Aim of the task
In the material below, find every line containing "child" and copy that line.

Supplied material
────────

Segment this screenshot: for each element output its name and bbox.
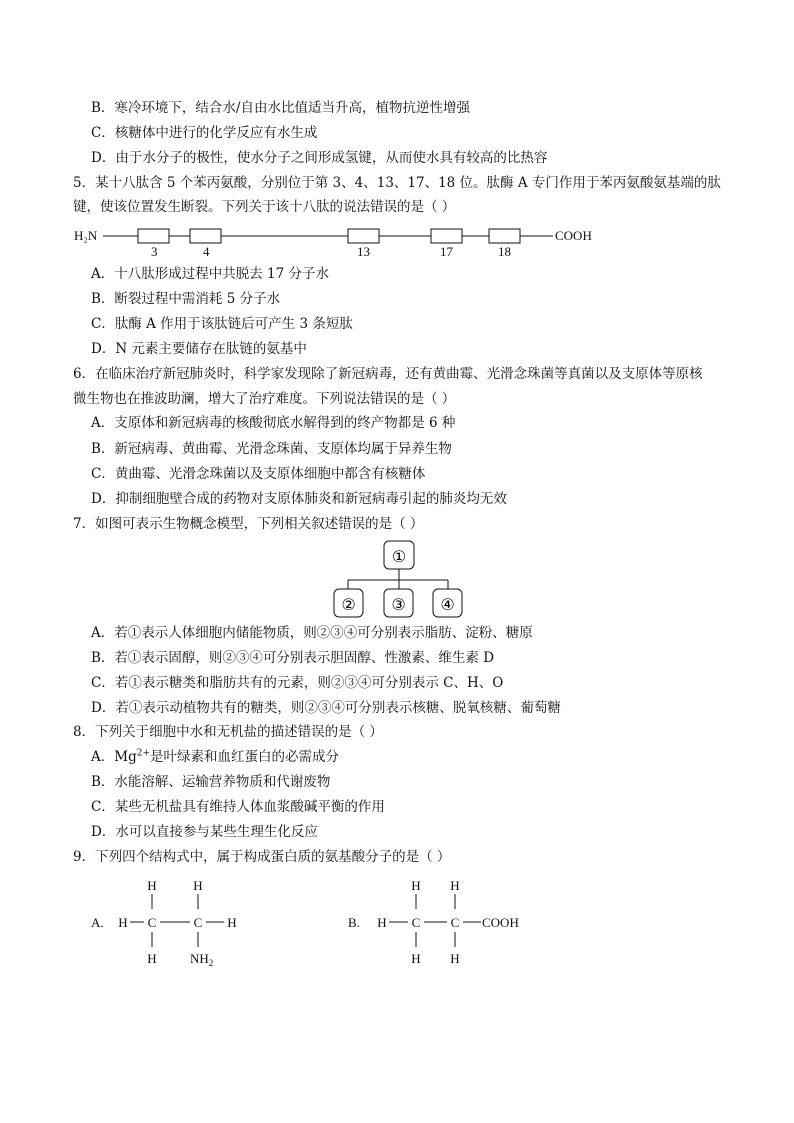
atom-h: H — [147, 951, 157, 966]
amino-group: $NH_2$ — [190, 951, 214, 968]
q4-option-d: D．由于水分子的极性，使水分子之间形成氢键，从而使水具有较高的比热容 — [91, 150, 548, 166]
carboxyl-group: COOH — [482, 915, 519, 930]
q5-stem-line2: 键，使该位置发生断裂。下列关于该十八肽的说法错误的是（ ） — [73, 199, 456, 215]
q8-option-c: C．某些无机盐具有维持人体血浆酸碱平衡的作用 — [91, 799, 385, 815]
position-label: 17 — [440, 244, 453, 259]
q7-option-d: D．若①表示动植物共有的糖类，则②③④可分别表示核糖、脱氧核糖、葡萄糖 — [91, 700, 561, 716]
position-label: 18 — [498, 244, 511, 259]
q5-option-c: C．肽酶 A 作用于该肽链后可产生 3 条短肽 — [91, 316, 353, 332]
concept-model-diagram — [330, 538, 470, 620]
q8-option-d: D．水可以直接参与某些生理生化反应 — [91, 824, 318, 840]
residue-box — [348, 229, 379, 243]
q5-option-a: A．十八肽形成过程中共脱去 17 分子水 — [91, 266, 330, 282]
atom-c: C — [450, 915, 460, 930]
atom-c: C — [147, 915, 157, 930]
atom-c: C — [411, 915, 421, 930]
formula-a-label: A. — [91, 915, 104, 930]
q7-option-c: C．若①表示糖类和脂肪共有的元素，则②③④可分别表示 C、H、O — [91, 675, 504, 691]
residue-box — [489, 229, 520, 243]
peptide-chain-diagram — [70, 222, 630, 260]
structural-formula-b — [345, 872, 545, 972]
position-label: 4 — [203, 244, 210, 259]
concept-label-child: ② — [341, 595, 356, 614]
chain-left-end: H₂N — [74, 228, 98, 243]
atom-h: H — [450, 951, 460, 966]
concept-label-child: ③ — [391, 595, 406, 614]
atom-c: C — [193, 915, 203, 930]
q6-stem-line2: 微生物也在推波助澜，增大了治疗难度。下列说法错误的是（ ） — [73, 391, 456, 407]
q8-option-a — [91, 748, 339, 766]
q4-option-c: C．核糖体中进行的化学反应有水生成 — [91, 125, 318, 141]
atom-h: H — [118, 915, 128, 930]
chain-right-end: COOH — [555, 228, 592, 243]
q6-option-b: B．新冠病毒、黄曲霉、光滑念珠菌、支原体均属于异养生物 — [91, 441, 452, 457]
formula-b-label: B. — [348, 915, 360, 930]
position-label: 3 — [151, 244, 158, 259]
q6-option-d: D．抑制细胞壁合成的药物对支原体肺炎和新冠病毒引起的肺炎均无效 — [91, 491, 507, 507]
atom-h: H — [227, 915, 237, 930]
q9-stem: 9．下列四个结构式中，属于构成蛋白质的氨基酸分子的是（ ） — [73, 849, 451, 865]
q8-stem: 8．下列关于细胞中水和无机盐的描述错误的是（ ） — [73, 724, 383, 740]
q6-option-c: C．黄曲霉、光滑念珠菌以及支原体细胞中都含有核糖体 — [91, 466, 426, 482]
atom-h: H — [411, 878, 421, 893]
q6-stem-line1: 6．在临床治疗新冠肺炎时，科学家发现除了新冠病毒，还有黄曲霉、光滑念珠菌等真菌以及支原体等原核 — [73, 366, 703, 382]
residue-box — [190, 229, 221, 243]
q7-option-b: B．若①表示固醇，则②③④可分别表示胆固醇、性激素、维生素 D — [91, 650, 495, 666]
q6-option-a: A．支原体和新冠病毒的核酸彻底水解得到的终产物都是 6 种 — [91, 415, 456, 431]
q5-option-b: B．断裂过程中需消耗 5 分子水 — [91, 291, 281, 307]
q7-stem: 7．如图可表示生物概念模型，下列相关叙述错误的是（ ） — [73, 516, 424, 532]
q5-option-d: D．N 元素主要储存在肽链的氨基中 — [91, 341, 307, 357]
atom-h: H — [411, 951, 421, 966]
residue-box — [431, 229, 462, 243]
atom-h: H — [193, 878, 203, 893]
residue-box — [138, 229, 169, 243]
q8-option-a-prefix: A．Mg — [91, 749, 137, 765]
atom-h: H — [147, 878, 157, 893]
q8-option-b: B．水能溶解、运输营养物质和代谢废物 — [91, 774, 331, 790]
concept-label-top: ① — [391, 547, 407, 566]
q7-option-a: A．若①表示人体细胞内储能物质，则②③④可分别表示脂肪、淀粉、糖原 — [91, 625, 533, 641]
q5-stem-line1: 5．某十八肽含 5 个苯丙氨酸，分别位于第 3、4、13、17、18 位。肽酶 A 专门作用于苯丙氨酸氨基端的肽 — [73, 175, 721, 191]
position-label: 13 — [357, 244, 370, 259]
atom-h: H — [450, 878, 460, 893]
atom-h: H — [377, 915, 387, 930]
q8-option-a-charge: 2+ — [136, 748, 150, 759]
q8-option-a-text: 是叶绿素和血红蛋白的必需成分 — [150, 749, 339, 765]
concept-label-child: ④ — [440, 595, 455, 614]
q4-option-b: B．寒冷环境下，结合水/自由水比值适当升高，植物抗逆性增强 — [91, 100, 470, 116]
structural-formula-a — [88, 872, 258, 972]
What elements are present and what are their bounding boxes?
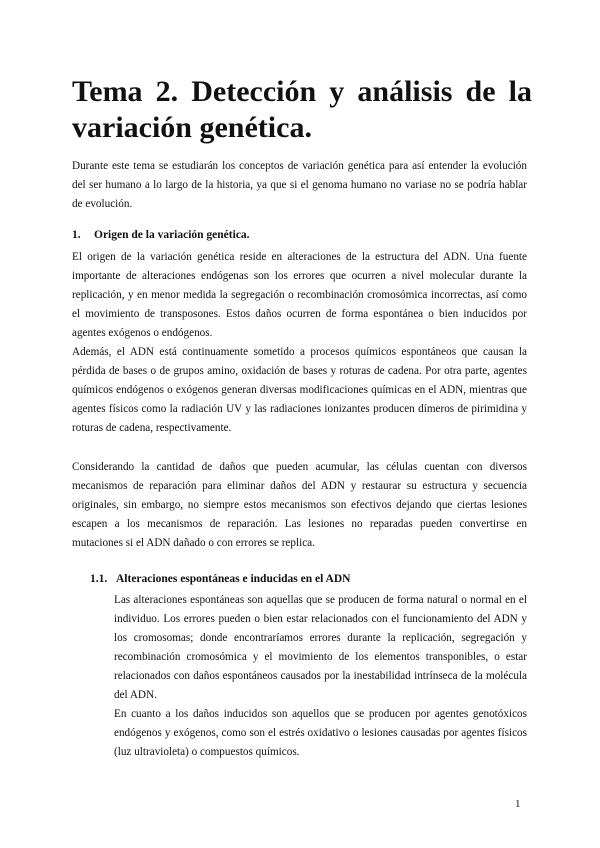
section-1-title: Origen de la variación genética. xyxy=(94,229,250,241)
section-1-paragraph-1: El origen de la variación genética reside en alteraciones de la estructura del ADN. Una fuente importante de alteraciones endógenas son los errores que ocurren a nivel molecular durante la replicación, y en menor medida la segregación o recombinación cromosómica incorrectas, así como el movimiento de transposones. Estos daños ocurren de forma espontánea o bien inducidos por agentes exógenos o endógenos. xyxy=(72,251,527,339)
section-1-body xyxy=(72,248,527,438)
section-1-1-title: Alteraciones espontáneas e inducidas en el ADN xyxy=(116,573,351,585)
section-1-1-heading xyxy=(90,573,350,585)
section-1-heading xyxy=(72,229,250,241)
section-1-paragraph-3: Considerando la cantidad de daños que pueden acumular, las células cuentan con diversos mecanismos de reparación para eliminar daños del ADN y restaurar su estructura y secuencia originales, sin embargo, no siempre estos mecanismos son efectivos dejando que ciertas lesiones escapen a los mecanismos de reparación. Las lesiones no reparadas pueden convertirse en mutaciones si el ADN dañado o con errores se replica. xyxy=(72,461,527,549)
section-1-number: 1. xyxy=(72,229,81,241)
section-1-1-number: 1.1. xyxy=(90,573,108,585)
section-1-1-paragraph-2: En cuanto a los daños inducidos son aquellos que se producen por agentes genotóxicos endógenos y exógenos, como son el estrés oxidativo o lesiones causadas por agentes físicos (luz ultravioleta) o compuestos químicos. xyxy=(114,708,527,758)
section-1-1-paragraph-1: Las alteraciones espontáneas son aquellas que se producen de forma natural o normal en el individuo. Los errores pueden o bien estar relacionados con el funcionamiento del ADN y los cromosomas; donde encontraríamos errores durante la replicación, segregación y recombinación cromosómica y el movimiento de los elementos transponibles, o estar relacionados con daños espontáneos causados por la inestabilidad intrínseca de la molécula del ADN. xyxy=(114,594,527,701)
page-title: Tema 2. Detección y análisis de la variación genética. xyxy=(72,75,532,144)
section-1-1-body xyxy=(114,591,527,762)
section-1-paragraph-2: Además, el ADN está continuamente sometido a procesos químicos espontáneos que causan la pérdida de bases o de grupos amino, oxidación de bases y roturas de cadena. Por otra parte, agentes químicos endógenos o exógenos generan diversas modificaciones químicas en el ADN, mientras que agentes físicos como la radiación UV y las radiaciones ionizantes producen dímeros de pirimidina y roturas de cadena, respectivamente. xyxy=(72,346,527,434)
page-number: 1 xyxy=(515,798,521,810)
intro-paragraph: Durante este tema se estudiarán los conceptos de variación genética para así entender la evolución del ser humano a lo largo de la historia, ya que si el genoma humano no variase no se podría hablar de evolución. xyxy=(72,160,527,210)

────────

Response below
concept-label-child: ② — [341, 595, 356, 614]
concept-label-child: ③ — [391, 595, 406, 614]
concept-label-child: ④ — [440, 595, 455, 614]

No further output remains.